#### Exercise description
Below is a block of records: output all of them exactly and leave out the pictures.
..........
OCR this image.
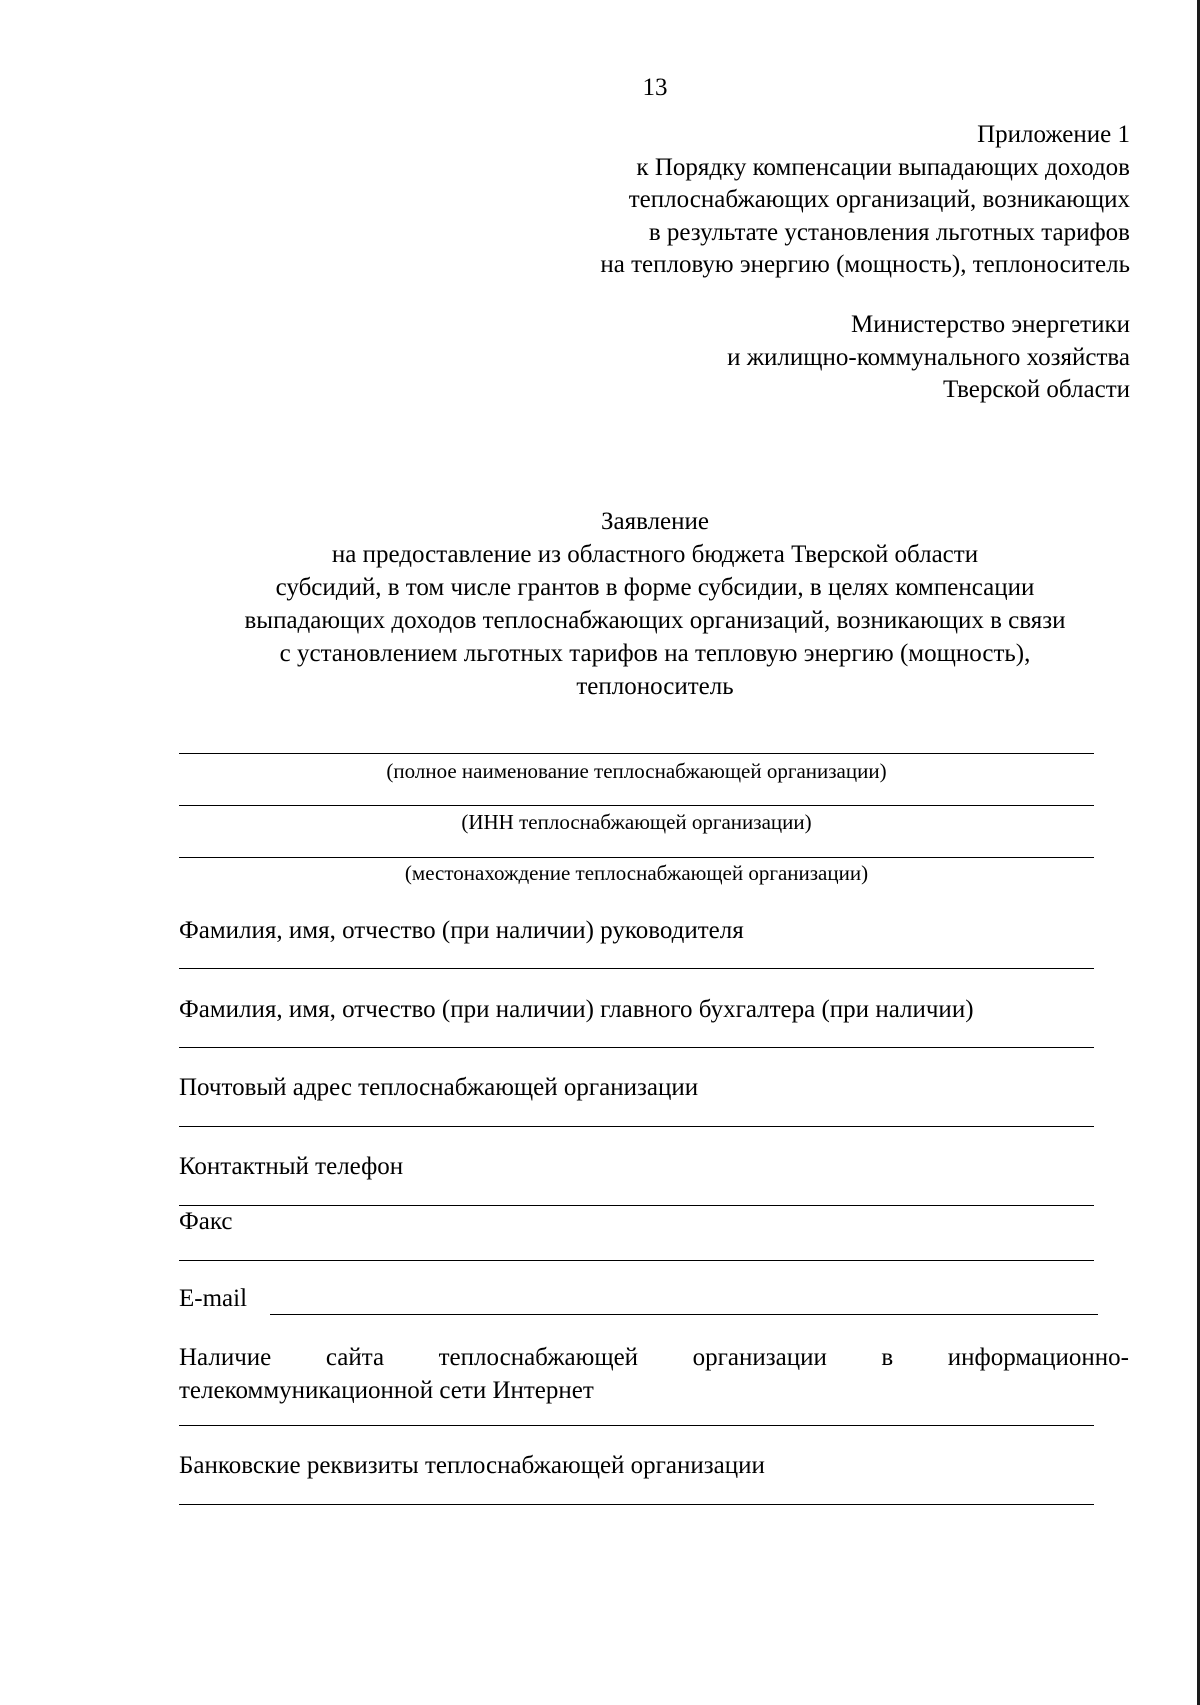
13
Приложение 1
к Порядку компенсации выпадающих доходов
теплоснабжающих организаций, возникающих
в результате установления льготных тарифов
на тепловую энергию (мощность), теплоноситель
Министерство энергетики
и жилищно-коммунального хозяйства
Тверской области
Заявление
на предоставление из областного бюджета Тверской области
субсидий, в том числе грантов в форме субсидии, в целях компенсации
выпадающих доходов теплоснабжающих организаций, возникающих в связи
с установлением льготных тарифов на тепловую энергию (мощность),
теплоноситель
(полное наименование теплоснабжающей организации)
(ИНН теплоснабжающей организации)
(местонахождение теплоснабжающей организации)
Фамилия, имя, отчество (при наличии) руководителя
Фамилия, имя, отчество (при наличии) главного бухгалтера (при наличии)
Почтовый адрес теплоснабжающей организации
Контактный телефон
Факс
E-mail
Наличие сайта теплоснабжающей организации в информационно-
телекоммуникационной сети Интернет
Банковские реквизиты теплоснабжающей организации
..........
#### The solution
OCR this image.
13
Приложение 1
к Порядку компенсации выпадающих доходов
теплоснабжающих организаций, возникающих
в результате установления льготных тарифов
на тепловую энергию (мощность), теплоноситель
Министерство энергетики
и жилищно-коммунального хозяйства
Тверской области
Заявление
на предоставление из областного бюджета Тверской области
субсидий, в том числе грантов в форме субсидии, в целях компенсации
выпадающих доходов теплоснабжающих организаций, возникающих в связи
с установлением льготных тарифов на тепловую энергию (мощность),
теплоноситель
(полное наименование теплоснабжающей организации)
(ИНН теплоснабжающей организации)
(местонахождение теплоснабжающей организации)
Фамилия, имя, отчество (при наличии) руководителя
Фамилия, имя, отчество (при наличии) главного бухгалтера (при наличии)
Почтовый адрес теплоснабжающей организации
Контактный телефон
Факс
E-mail
Наличие сайта теплоснабжающей организации в информационно-
телекоммуникационной сети Интернет
Банковские реквизиты теплоснабжающей организации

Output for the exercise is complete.